■ **What is asked**: Look through the lines below and extract each one that contains "全民消防".

-----

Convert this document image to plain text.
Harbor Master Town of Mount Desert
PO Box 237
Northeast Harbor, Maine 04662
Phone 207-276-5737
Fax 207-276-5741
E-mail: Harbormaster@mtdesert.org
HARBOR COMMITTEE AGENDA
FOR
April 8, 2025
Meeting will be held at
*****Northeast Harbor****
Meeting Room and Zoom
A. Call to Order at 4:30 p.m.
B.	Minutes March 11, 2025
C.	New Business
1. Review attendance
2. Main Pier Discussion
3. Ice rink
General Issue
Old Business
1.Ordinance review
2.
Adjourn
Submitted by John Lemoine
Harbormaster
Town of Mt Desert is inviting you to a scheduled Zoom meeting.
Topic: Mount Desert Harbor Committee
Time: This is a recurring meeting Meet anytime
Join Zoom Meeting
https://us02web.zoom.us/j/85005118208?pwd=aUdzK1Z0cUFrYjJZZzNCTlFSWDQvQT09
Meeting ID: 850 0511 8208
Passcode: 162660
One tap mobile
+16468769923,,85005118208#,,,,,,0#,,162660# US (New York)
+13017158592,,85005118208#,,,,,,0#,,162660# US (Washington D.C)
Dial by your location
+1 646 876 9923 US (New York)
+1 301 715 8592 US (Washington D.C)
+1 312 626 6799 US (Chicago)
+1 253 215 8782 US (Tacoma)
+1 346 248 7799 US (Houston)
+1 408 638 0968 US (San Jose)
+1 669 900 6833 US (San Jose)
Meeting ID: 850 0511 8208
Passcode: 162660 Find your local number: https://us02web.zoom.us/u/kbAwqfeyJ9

-----

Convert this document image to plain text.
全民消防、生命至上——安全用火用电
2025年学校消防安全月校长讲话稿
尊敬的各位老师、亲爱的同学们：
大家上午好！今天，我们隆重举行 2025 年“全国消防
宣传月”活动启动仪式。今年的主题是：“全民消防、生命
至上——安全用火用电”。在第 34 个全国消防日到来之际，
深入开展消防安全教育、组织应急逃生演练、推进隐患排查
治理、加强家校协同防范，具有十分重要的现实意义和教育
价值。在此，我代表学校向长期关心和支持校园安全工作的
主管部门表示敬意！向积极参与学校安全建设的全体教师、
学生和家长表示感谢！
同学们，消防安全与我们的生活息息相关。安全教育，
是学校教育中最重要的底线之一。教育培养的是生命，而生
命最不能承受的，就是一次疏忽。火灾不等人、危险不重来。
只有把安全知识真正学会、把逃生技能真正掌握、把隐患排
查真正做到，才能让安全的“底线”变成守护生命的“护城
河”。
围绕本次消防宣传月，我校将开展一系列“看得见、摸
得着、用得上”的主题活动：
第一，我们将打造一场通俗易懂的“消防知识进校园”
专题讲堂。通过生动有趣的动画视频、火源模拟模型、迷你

-----

■ **Reply to the task**:
全民消防、生命至上——安全用火用电
宣传月”活动启动仪式。今年的主题是：“全民消防、生命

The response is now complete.